Write the data out again in full, with no departure from the original.

Given entries:
+--

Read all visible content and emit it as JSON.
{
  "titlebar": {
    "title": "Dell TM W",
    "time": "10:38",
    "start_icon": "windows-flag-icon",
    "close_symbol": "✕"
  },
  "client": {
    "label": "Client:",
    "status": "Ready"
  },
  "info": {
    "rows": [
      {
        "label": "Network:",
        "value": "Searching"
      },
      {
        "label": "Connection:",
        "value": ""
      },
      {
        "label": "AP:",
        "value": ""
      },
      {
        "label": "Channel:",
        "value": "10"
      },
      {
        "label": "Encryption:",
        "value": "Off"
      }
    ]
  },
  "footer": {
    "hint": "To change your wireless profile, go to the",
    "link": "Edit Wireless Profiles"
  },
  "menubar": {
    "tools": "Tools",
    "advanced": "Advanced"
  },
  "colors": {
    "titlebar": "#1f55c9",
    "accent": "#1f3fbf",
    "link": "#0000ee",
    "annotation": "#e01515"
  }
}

+--

Answer for the task:
Read all visible content and emit it as JSON.
{
  "titlebar": {
    "title": "Dell TM W",
    "time": "10:38",
    "start_icon": "windows-flag-icon",
    "close_symbol": "✕"
  },
  "client": {
    "label": "Client:",
    "status": "Ready"
  },
  "info": {
    "rows": [
      {
        "label": "Network:",
        "value": "Searching"
      },
      {
        "label": "Connection:",
        "value": ""
      },
      {
        "label": "AP:",
        "value": ""
      },
      {
        "label": "Channel:",
        "value": "10"
      },
      {
        "label": "Encryption:",
        "value": "Off"
      }
    ]
  },
  "footer": {
    "hint": "To change your wireless profile, go to the",
    "link": "Edit Wireless Profiles"
  },
  "menubar": {
    "tools": "Tools",
    "advanced": "Advanced"
  },
  "colors": {
    "titlebar": "#1f55c9",
    "accent": "#1f3fbf",
    "link": "#0000ee",
    "annotation": "#e01515"
  }
}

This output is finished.